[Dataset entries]
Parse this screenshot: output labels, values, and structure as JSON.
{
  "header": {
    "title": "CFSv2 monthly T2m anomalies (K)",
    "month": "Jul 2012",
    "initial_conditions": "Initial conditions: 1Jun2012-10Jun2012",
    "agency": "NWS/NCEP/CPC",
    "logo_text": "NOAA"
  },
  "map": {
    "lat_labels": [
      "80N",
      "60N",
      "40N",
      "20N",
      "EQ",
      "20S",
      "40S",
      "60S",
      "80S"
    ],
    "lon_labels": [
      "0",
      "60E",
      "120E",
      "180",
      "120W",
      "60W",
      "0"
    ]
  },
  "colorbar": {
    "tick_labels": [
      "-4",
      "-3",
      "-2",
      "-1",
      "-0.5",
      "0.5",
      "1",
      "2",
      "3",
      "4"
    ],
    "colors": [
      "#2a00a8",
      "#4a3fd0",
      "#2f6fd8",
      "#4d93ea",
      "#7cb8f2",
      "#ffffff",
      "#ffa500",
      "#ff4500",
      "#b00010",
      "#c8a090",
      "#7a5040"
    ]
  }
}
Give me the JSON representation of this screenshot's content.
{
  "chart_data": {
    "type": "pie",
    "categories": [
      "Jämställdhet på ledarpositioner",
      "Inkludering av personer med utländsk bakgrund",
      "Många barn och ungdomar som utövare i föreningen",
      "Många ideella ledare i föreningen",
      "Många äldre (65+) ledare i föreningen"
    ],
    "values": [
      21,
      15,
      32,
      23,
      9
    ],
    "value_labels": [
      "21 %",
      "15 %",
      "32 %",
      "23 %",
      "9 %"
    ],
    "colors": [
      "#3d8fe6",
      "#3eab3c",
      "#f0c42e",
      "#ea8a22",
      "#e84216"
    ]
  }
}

> [TO DO] From the listing above, return each line with the word "föreningen".

> [TASK OUTPUT]
      "Många barn och ungdomar som utövare i föreningen",
      "Många ideella ledare i föreningen",
      "Många äldre (65+) ledare i föreningen"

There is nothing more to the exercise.